**TO BE DONE:**
Could you print every record below exactly as it appears?
........
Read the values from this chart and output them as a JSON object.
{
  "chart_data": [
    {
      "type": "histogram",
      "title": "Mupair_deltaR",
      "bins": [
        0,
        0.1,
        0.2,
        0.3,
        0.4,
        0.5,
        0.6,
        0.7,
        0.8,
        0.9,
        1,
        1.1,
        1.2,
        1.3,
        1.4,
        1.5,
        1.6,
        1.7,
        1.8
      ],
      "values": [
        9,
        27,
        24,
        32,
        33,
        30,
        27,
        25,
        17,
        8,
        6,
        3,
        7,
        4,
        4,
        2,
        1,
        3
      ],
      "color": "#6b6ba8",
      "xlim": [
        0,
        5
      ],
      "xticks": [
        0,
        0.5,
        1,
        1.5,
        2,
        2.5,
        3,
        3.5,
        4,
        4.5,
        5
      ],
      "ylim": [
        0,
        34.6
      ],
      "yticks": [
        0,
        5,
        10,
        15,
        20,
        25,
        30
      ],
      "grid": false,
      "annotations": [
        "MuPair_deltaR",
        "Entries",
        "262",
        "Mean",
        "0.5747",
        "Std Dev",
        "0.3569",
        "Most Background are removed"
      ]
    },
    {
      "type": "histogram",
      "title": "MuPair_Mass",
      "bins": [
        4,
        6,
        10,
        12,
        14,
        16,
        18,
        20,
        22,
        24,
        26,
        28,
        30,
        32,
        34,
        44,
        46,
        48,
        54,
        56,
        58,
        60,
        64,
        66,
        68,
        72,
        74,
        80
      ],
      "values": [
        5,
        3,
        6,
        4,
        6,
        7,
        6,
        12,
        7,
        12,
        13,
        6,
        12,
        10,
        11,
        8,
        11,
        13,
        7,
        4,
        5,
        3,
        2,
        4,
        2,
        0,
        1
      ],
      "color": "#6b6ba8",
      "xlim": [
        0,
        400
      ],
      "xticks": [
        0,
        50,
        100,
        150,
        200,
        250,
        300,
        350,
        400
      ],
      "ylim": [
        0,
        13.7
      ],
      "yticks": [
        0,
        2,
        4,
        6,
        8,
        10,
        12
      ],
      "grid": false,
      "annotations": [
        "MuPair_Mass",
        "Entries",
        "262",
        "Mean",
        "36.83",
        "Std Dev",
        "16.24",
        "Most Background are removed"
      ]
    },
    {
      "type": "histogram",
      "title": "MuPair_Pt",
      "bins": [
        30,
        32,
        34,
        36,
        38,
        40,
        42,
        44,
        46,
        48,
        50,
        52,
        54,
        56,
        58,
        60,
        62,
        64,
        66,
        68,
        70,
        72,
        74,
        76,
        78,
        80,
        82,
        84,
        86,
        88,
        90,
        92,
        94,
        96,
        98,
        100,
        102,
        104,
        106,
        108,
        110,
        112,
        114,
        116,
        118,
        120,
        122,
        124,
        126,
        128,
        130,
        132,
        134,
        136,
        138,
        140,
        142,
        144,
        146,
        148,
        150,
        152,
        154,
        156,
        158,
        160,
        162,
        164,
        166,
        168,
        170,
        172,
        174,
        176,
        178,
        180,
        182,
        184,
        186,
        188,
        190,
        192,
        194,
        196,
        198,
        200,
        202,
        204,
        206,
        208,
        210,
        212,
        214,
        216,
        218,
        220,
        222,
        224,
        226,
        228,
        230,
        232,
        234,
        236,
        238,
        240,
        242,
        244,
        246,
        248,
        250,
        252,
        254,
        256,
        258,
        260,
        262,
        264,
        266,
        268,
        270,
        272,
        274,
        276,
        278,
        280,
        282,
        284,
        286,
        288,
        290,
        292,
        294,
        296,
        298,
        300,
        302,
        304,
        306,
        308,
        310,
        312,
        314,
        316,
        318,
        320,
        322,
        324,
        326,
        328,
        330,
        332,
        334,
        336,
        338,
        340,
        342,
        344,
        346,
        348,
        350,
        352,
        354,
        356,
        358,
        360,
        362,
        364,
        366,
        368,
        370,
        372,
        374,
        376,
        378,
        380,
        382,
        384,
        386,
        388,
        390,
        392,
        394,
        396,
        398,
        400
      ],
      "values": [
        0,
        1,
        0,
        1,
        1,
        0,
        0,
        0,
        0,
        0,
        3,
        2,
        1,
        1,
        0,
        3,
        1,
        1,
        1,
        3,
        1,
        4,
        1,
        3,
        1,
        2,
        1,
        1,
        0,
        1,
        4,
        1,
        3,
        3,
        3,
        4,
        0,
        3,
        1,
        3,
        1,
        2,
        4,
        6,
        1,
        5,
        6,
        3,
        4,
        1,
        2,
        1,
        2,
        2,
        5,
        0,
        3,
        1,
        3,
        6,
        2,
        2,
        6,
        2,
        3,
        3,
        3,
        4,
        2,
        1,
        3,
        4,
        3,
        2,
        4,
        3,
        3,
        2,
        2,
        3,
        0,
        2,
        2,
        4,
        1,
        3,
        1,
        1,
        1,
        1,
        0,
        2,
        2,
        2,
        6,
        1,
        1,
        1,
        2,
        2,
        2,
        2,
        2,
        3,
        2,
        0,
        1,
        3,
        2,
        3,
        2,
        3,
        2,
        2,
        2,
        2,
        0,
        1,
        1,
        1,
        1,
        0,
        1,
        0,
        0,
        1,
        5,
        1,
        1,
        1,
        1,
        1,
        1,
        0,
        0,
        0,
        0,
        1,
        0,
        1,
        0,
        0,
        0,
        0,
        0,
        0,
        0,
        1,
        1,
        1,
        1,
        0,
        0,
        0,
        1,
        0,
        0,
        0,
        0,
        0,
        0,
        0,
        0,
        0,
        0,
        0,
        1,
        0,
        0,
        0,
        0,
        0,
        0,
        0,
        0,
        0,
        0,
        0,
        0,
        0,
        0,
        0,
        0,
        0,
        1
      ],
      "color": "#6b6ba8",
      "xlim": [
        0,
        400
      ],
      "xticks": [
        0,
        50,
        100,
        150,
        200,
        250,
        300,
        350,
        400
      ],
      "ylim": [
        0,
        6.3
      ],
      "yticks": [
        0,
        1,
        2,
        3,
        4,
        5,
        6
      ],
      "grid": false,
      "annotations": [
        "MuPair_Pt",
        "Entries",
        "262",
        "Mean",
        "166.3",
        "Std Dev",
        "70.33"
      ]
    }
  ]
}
........
**CORRECT ANSWER:**
Read the values from this chart and output them as a JSON object.
{
  "chart_data": [
    {
      "type": "histogram",
      "title": "Mupair_deltaR",
      "bins": [
        0,
        0.1,
        0.2,
        0.3,
        0.4,
        0.5,
        0.6,
        0.7,
        0.8,
        0.9,
        1,
        1.1,
        1.2,
        1.3,
        1.4,
        1.5,
        1.6,
        1.7,
        1.8
      ],
      "values": [
        9,
        27,
        24,
        32,
        33,
        30,
        27,
        25,
        17,
        8,
        6,
        3,
        7,
        4,
        4,
        2,
        1,
        3
      ],
      "color": "#6b6ba8",
      "xlim": [
        0,
        5
      ],
      "xticks": [
        0,
        0.5,
        1,
        1.5,
        2,
        2.5,
        3,
        3.5,
        4,
        4.5,
        5
      ],
      "ylim": [
        0,
        34.6
      ],
      "yticks": [
        0,
        5,
        10,
        15,
        20,
        25,
        30
      ],
      "grid": false,
      "annotations": [
        "MuPair_deltaR",
        "Entries",
        "262",
        "Mean",
        "0.5747",
        "Std Dev",
        "0.3569",
        "Most Background are removed"
      ]
    },
    {
      "type": "histogram",
      "title": "MuPair_Mass",
      "bins": [
        4,
        6,
        10,
        12,
        14,
        16,
        18,
        20,
        22,
        24,
        26,
        28,
        30,
        32,
        34,
        44,
        46,
        48,
        54,
        56,
        58,
        60,
        64,
        66,
        68,
        72,
        74,
        80
      ],
      "values": [
        5,
        3,
        6,
        4,
        6,
        7,
        6,
        12,
        7,
        12,
        13,
        6,
        12,
        10,
        11,
        8,
        11,
        13,
        7,
        4,
        5,
        3,
        2,
        4,
        2,
        0,
        1
      ],
      "color": "#6b6ba8",
      "xlim": [
        0,
        400
      ],
      "xticks": [
        0,
        50,
        100,
        150,
        200,
        250,
        300,
        350,
        400
      ],
      "ylim": [
        0,
        13.7
      ],
      "yticks": [
        0,
        2,
        4,
        6,
        8,
        10,
        12
      ],
      "grid": false,
      "annotations": [
        "MuPair_Mass",
        "Entries",
        "262",
        "Mean",
        "36.83",
        "Std Dev",
        "16.24",
        "Most Background are removed"
      ]
    },
    {
      "type": "histogram",
      "title": "MuPair_Pt",
      "bins": [
        30,
        32,
        34,
        36,
        38,
        40,
        42,
        44,
        46,
        48,
        50,
        52,
        54,
        56,
        58,
        60,
        62,
        64,
        66,
        68,
        70,
        72,
        74,
        76,
        78,
        80,
        82,
        84,
        86,
        88,
        90,
        92,
        94,
        96,
        98,
        100,
        102,
        104,
        106,
        108,
        110,
        112,
        114,
        116,
        118,
        120,
        122,
        124,
        126,
        128,
        130,
        132,
        134,
        136,
        138,
        140,
        142,
        144,
        146,
        148,
        150,
        152,
        154,
        156,
        158,
        160,
        162,
        164,
        166,
        168,
        170,
        172,
        174,
        176,
        178,
        180,
        182,
        184,
        186,
        188,
        190,
        192,
        194,
        196,
        198,
        200,
        202,
        204,
        206,
        208,
        210,
        212,
        214,
        216,
        218,
        220,
        222,
        224,
        226,
        228,
        230,
        232,
        234,
        236,
        238,
        240,
        242,
        244,
        246,
        248,
        250,
        252,
        254,
        256,
        258,
        260,
        262,
        264,
        266,
        268,
        270,
        272,
        274,
        276,
        278,
        280,
        282,
        284,
        286,
        288,
        290,
        292,
        294,
        296,
        298,
        300,
        302,
        304,
        306,
        308,
        310,
        312,
        314,
        316,
        318,
        320,
        322,
        324,
        326,
        328,
        330,
        332,
        334,
        336,
        338,
        340,
        342,
        344,
        346,
        348,
        350,
        352,
        354,
        356,
        358,
        360,
        362,
        364,
        366,
        368,
        370,
        372,
        374,
        376,
        378,
        380,
        382,
        384,
        386,
        388,
        390,
        392,
        394,
        396,
        398,
        400
      ],
      "values": [
        0,
        1,
        0,
        1,
        1,
        0,
        0,
        0,
        0,
        0,
        3,
        2,
        1,
        1,
        0,
        3,
        1,
        1,
        1,
        3,
        1,
        4,
        1,
        3,
        1,
        2,
        1,
        1,
        0,
        1,
        4,
        1,
        3,
        3,
        3,
        4,
        0,
        3,
        1,
        3,
        1,
        2,
        4,
        6,
        1,
        5,
        6,
        3,
        4,
        1,
        2,
        1,
        2,
        2,
        5,
        0,
        3,
        1,
        3,
        6,
        2,
        2,
        6,
        2,
        3,
        3,
        3,
        4,
        2,
        1,
        3,
        4,
        3,
        2,
        4,
        3,
        3,
        2,
        2,
        3,
        0,
        2,
        2,
        4,
        1,
        3,
        1,
        1,
        1,
        1,
        0,
        2,
        2,
        2,
        6,
        1,
        1,
        1,
        2,
        2,
        2,
        2,
        2,
        3,
        2,
        0,
        1,
        3,
        2,
        3,
        2,
        3,
        2,
        2,
        2,
        2,
        0,
        1,
        1,
        1,
        1,
        0,
        1,
        0,
        0,
        1,
        5,
        1,
        1,
        1,
        1,
        1,
        1,
        0,
        0,
        0,
        0,
        1,
        0,
        1,
        0,
        0,
        0,
        0,
        0,
        0,
        0,
        1,
        1,
        1,
        1,
        0,
        0,
        0,
        1,
        0,
        0,
        0,
        0,
        0,
        0,
        0,
        0,
        0,
        0,
        0,
        1,
        0,
        0,
        0,
        0,
        0,
        0,
        0,
        0,
        0,
        0,
        0,
        0,
        0,
        0,
        0,
        0,
        0,
        1
      ],
      "color": "#6b6ba8",
      "xlim": [
        0,
        400
      ],
      "xticks": [
        0,
        50,
        100,
        150,
        200,
        250,
        300,
        350,
        400
      ],
      "ylim": [
        0,
        6.3
      ],
      "yticks": [
        0,
        1,
        2,
        3,
        4,
        5,
        6
      ],
      "grid": false,
      "annotations": [
        "MuPair_Pt",
        "Entries",
        "262",
        "Mean",
        "166.3",
        "Std Dev",
        "70.33"
      ]
    }
  ]
}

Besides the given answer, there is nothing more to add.